INPUT ::
-*-*-

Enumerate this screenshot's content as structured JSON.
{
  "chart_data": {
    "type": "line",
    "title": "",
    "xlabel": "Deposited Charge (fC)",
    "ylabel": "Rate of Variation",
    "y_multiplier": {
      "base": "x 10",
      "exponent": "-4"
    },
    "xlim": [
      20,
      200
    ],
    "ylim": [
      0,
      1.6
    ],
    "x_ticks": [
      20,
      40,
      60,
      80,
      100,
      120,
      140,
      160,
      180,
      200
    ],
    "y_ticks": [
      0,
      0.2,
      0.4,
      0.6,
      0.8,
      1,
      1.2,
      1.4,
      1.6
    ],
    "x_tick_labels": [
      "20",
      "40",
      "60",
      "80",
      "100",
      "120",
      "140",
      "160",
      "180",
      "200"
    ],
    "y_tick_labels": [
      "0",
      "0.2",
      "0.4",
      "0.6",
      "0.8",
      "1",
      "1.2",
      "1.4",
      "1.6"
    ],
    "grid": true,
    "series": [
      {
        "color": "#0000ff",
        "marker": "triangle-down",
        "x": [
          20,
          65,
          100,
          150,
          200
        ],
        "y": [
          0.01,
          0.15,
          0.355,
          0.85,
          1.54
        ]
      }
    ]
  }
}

-*-*-

Return each entry from above without altering a single character.

ANSWER TO THE PROBLEM ::
Enumerate this screenshot's content as structured JSON.
{
  "chart_data": {
    "type": "line",
    "title": "",
    "xlabel": "Deposited Charge (fC)",
    "ylabel": "Rate of Variation",
    "y_multiplier": {
      "base": "x 10",
      "exponent": "-4"
    },
    "xlim": [
      20,
      200
    ],
    "ylim": [
      0,
      1.6
    ],
    "x_ticks": [
      20,
      40,
      60,
      80,
      100,
      120,
      140,
      160,
      180,
      200
    ],
    "y_ticks": [
      0,
      0.2,
      0.4,
      0.6,
      0.8,
      1,
      1.2,
      1.4,
      1.6
    ],
    "x_tick_labels": [
      "20",
      "40",
      "60",
      "80",
      "100",
      "120",
      "140",
      "160",
      "180",
      "200"
    ],
    "y_tick_labels": [
      "0",
      "0.2",
      "0.4",
      "0.6",
      "0.8",
      "1",
      "1.2",
      "1.4",
      "1.6"
    ],
    "grid": true,
    "series": [
      {
        "color": "#0000ff",
        "marker": "triangle-down",
        "x": [
          20,
          65,
          100,
          150,
          200
        ],
        "y": [
          0.01,
          0.15,
          0.355,
          0.85,
          1.54
        ]
      }
    ]
  }
}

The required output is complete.